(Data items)

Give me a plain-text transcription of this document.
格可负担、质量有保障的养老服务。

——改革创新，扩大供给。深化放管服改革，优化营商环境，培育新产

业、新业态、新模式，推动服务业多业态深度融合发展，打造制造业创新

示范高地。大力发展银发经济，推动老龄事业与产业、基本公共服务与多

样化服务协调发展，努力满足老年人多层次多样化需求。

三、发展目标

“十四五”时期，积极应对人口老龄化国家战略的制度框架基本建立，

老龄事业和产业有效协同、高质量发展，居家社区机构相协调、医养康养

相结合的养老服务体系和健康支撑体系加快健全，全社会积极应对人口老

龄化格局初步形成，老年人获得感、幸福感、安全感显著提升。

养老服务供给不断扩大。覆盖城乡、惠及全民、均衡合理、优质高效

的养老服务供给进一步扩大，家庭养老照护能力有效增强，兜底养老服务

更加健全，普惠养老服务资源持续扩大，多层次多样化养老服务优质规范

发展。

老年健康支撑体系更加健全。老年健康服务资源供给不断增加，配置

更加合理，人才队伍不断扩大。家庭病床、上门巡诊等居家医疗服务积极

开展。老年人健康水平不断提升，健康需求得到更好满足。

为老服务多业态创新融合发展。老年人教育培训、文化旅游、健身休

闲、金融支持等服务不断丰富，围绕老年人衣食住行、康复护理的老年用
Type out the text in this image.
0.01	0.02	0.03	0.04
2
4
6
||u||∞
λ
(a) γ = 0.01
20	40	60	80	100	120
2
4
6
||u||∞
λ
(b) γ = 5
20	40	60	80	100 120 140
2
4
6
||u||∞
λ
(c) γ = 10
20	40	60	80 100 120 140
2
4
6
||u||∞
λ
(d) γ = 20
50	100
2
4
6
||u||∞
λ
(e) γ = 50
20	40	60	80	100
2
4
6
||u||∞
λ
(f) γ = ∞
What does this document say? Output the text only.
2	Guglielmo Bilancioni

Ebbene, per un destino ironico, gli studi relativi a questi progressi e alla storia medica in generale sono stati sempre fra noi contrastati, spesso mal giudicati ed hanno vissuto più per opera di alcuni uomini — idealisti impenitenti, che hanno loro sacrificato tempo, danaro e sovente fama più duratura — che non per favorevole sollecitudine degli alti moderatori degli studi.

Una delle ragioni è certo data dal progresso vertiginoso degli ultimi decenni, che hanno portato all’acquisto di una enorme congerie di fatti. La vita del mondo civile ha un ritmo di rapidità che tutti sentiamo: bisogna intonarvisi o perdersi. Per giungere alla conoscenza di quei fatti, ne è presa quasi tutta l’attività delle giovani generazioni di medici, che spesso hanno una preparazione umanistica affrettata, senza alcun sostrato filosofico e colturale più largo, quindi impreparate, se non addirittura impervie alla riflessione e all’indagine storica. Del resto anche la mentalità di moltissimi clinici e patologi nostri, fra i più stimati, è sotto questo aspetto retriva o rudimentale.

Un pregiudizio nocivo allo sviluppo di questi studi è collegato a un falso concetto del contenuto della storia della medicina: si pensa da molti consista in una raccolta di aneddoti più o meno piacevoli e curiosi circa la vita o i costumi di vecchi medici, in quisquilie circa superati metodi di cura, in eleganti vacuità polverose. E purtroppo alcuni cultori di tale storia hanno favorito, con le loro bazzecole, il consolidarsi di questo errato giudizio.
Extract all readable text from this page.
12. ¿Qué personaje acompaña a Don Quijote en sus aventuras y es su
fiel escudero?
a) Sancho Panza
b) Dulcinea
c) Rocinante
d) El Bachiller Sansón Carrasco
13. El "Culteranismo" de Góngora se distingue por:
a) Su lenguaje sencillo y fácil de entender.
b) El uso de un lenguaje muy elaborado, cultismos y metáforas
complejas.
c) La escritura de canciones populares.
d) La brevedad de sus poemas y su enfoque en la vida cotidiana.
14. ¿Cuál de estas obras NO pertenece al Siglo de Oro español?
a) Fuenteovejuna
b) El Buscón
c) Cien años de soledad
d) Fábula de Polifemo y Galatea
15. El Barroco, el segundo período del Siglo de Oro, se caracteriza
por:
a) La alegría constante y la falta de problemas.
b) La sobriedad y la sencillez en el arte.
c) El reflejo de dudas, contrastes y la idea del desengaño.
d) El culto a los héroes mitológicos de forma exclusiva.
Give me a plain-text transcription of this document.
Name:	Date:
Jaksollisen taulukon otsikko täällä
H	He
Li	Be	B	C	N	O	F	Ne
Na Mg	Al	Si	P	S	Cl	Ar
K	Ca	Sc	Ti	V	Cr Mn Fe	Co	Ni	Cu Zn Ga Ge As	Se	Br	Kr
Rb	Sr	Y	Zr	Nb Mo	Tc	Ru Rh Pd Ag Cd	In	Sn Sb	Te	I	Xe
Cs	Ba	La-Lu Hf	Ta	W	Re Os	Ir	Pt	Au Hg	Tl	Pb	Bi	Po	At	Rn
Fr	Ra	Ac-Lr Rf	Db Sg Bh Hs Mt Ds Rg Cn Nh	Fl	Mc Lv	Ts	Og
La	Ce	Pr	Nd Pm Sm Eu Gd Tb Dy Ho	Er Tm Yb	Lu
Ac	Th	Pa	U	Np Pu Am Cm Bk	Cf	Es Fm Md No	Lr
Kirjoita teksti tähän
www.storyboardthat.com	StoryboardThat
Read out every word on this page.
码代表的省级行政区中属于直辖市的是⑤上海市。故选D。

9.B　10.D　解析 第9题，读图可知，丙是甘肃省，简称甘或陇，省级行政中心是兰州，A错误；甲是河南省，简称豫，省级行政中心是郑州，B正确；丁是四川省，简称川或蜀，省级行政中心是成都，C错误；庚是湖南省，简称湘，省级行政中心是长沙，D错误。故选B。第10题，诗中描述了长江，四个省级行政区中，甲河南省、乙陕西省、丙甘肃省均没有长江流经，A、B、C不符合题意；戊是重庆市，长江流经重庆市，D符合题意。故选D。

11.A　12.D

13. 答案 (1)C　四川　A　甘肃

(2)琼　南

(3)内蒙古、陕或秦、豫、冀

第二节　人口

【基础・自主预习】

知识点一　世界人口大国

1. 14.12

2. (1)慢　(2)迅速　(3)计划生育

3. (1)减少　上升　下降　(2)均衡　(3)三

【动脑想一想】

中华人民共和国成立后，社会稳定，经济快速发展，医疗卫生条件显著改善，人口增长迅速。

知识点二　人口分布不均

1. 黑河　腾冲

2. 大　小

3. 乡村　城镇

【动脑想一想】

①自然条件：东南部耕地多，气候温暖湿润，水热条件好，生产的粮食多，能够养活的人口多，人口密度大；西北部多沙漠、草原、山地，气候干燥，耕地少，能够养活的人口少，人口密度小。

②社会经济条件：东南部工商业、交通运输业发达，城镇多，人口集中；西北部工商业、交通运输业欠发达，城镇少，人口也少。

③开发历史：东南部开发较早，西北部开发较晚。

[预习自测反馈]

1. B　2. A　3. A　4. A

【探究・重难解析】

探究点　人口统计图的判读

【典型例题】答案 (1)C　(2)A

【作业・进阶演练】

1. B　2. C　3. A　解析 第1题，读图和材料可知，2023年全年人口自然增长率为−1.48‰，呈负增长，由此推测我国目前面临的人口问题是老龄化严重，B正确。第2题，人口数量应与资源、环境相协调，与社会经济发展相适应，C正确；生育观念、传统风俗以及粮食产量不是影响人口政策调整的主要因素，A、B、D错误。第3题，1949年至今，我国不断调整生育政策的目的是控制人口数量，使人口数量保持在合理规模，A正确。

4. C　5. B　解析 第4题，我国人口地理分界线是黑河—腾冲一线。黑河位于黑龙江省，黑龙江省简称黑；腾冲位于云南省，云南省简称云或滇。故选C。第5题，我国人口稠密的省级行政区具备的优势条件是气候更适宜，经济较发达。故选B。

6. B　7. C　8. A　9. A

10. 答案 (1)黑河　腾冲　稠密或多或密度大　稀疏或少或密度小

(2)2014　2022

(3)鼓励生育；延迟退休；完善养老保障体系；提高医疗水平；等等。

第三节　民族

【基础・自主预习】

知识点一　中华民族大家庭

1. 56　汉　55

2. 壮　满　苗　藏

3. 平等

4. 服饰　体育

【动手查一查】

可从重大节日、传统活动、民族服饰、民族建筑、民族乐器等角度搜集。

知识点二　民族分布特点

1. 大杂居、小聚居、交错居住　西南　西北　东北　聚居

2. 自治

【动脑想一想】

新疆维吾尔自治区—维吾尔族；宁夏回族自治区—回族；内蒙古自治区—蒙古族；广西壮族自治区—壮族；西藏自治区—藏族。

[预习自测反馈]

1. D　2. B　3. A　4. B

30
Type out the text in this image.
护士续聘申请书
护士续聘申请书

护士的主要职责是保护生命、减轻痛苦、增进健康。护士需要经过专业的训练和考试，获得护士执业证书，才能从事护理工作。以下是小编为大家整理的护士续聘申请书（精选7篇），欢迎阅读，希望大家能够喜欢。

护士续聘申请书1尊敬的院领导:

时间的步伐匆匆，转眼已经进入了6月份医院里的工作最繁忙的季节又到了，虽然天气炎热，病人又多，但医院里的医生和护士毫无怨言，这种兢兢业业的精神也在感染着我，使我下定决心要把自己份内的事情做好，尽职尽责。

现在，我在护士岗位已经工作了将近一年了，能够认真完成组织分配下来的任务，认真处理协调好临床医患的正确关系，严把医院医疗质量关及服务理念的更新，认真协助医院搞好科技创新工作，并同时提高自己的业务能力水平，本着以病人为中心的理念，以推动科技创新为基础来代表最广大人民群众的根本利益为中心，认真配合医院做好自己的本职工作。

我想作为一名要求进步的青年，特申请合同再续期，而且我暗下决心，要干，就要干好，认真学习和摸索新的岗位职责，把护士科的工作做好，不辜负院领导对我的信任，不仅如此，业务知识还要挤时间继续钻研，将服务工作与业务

▶ _STATED PROBLEM_
Using the listing, copy every line where the word "storia" shows up.

▶ _COMPLETE RESPONSE_
Ebbene, per un destino ironico, gli studi relativi a questi progressi e alla storia medica in generale sono stati sempre fra noi contrastati, spesso mal giudicati ed hanno vissuto più per opera di alcuni uomini — idealisti impenitenti, che hanno loro sacrificato tempo, danaro e sovente fama più duratura — che non per favorevole sollecitudine degli alti moderatori degli studi.
Un pregiudizio nocivo allo sviluppo di questi studi è collegato a un falso concetto del contenuto della storia della medicina: si pensa da molti consista in una raccolta di aneddoti più o meno piacevoli e curiosi circa la vita o i costumi di vecchi medici, in quisquilie circa superati metodi di cura, in eleganti vacuità polverose. E purtroppo alcuni cultori di tale storia hanno favorito, con le loro bazzecole, il consolidarsi di questo errato giudizio.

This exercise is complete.